> **Your task**
Output each line of the material exactly as it stands.
* START Entries supplied *
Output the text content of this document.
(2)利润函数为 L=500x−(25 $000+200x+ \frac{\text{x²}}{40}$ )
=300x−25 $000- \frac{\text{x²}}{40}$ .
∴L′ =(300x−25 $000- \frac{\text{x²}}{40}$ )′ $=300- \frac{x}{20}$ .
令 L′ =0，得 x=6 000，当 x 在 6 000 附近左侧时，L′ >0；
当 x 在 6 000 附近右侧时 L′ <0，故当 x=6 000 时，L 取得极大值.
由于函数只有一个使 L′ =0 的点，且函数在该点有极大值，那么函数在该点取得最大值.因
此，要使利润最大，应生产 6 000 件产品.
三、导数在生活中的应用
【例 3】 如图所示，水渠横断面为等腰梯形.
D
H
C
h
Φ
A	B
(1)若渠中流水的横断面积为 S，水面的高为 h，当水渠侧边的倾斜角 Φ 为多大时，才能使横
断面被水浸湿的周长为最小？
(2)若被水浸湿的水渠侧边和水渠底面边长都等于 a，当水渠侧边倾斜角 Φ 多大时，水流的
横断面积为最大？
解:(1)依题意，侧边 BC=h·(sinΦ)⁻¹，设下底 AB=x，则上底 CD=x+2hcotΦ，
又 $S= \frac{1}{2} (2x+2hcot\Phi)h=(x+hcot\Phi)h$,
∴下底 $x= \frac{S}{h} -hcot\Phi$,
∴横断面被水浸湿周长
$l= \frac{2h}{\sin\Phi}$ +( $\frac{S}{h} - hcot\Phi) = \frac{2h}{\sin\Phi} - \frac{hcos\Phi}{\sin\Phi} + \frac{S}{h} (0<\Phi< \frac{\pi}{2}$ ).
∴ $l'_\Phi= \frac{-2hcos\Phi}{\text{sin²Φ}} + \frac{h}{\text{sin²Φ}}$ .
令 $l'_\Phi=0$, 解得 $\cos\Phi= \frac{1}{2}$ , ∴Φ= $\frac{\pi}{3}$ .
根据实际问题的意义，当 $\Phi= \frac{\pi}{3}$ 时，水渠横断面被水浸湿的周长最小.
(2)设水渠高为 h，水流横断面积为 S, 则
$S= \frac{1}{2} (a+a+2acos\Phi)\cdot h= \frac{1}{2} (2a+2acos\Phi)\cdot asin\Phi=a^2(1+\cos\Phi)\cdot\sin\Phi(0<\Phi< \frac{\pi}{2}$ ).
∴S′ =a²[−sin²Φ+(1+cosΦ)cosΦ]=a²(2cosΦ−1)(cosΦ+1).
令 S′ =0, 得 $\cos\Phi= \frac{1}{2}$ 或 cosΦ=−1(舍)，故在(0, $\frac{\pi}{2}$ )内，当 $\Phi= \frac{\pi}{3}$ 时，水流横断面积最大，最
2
* END Entries supplied *
> **Solution**
Output the text content of this document.
(2)利润函数为 L=500x−(25 $000+200x+ \frac{\text{x²}}{40}$ )
=300x−25 $000- \frac{\text{x²}}{40}$ .
∴L′ =(300x−25 $000- \frac{\text{x²}}{40}$ )′ $=300- \frac{x}{20}$ .
令 L′ =0，得 x=6 000，当 x 在 6 000 附近左侧时，L′ >0；
当 x 在 6 000 附近右侧时 L′ <0，故当 x=6 000 时，L 取得极大值.
由于函数只有一个使 L′ =0 的点，且函数在该点有极大值，那么函数在该点取得最大值.因
此，要使利润最大，应生产 6 000 件产品.
三、导数在生活中的应用
【例 3】 如图所示，水渠横断面为等腰梯形.
D
H
C
h
Φ
A	B
(1)若渠中流水的横断面积为 S，水面的高为 h，当水渠侧边的倾斜角 Φ 为多大时，才能使横
断面被水浸湿的周长为最小？
(2)若被水浸湿的水渠侧边和水渠底面边长都等于 a，当水渠侧边倾斜角 Φ 多大时，水流的
横断面积为最大？
解:(1)依题意，侧边 BC=h·(sinΦ)⁻¹，设下底 AB=x，则上底 CD=x+2hcotΦ，
又 $S= \frac{1}{2} (2x+2hcot\Phi)h=(x+hcot\Phi)h$,
∴下底 $x= \frac{S}{h} -hcot\Phi$,
∴横断面被水浸湿周长
$l= \frac{2h}{\sin\Phi}$ +( $\frac{S}{h} - hcot\Phi) = \frac{2h}{\sin\Phi} - \frac{hcos\Phi}{\sin\Phi} + \frac{S}{h} (0<\Phi< \frac{\pi}{2}$ ).
∴ $l'_\Phi= \frac{-2hcos\Phi}{\text{sin²Φ}} + \frac{h}{\text{sin²Φ}}$ .
令 $l'_\Phi=0$, 解得 $\cos\Phi= \frac{1}{2}$ , ∴Φ= $\frac{\pi}{3}$ .
根据实际问题的意义，当 $\Phi= \frac{\pi}{3}$ 时，水渠横断面被水浸湿的周长最小.
(2)设水渠高为 h，水流横断面积为 S, 则
$S= \frac{1}{2} (a+a+2acos\Phi)\cdot h= \frac{1}{2} (2a+2acos\Phi)\cdot asin\Phi=a^2(1+\cos\Phi)\cdot\sin\Phi(0<\Phi< \frac{\pi}{2}$ ).
∴S′ =a²[−sin²Φ+(1+cosΦ)cosΦ]=a²(2cosΦ−1)(cosΦ+1).
令 S′ =0, 得 $\cos\Phi= \frac{1}{2}$ 或 cosΦ=−1(舍)，故在(0, $\frac{\pi}{2}$ )内，当 $\Phi= \frac{\pi}{3}$ 时，水流横断面积最大，最
2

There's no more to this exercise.